→ Job
Quote the listing below in its entirety.
------------
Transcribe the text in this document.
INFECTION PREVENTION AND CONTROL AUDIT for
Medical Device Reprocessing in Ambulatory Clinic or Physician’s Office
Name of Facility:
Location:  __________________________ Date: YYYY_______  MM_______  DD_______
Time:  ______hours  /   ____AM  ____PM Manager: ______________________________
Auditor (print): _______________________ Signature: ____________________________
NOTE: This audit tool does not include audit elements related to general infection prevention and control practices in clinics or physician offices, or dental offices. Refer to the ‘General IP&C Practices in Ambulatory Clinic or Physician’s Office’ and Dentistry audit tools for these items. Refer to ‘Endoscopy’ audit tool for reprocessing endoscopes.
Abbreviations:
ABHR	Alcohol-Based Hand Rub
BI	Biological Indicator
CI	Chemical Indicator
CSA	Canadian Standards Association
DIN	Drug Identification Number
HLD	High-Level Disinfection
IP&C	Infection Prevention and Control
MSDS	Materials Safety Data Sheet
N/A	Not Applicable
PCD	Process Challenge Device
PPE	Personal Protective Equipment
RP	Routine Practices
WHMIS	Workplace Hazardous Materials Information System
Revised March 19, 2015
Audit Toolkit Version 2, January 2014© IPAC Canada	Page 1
------------
→ Result of the task
Transcribe the text in this document.
INFECTION PREVENTION AND CONTROL AUDIT for
Medical Device Reprocessing in Ambulatory Clinic or Physician’s Office
Name of Facility:
Location:  __________________________ Date: YYYY_______  MM_______  DD_______
Time:  ______hours  /   ____AM  ____PM Manager: ______________________________
Auditor (print): _______________________ Signature: ____________________________
NOTE: This audit tool does not include audit elements related to general infection prevention and control practices in clinics or physician offices, or dental offices. Refer to the ‘General IP&C Practices in Ambulatory Clinic or Physician’s Office’ and Dentistry audit tools for these items. Refer to ‘Endoscopy’ audit tool for reprocessing endoscopes.
Abbreviations:
ABHR	Alcohol-Based Hand Rub
BI	Biological Indicator
CI	Chemical Indicator
CSA	Canadian Standards Association
DIN	Drug Identification Number
HLD	High-Level Disinfection
IP&C	Infection Prevention and Control
MSDS	Materials Safety Data Sheet
N/A	Not Applicable
PCD	Process Challenge Device
PPE	Personal Protective Equipment
RP	Routine Practices
WHMIS	Workplace Hazardous Materials Information System
Revised March 19, 2015
Audit Toolkit Version 2, January 2014© IPAC Canada	Page 1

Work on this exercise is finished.